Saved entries
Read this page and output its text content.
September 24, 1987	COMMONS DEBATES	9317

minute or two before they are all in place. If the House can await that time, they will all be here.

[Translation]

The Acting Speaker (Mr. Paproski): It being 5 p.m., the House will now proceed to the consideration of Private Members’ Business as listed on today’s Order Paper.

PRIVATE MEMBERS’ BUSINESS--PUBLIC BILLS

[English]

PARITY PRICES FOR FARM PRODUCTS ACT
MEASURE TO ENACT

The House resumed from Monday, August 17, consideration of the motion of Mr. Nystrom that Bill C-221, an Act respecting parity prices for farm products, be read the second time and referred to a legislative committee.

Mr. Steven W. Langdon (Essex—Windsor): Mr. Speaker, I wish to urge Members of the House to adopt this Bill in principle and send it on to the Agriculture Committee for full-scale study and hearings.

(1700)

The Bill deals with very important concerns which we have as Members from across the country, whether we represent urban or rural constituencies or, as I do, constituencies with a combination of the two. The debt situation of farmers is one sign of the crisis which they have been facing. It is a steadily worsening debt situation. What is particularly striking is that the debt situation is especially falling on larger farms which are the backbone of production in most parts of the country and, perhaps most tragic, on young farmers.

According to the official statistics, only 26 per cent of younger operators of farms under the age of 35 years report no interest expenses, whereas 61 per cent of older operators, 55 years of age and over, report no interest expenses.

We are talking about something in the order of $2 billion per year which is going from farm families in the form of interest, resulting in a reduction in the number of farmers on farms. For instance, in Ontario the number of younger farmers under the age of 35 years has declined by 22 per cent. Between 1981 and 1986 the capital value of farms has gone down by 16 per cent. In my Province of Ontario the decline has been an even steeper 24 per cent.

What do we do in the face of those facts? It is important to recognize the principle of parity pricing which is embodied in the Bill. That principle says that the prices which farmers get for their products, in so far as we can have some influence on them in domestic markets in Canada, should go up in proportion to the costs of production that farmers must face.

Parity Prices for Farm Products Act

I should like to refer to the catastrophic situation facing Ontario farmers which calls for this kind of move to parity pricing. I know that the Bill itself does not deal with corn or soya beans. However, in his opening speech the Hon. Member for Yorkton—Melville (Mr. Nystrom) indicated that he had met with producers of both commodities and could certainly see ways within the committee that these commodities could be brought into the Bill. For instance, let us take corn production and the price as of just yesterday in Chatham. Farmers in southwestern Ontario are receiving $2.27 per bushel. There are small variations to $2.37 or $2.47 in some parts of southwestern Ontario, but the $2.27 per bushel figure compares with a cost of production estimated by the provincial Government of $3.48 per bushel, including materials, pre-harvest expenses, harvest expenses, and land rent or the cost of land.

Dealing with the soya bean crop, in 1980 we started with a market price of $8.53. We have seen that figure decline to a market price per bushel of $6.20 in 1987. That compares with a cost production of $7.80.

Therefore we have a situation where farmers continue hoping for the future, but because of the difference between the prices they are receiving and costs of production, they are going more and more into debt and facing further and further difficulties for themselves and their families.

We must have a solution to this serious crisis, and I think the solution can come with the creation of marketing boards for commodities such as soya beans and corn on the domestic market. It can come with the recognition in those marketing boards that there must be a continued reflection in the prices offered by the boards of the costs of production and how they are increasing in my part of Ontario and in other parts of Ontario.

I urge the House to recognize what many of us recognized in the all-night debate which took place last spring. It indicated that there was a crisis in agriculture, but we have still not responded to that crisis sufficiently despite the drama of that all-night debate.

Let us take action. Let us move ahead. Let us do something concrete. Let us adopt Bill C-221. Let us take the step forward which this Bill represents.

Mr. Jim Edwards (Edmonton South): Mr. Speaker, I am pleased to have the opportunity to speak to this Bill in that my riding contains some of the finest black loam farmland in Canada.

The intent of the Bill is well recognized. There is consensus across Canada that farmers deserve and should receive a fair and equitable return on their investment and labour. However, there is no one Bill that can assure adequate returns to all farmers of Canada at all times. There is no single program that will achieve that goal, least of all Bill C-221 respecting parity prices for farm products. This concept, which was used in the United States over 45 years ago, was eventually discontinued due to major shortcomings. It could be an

*INSTRUCTION:* Pick out each line above that includes "Speaker" and show it.

*FULL OUTPUT:*
The Acting Speaker (Mr. Paproski): It being 5 p.m., the House will now proceed to the consideration of Private Members’ Business as listed on today’s Order Paper.
Mr. Steven W. Langdon (Essex—Windsor): Mr. Speaker, I wish to urge Members of the House to adopt this Bill in principle and send it on to the Agriculture Committee for full-scale study and hearings.
Mr. Jim Edwards (Edmonton South): Mr. Speaker, I am pleased to have the opportunity to speak to this Bill in that my riding contains some of the finest black loam farmland in Canada.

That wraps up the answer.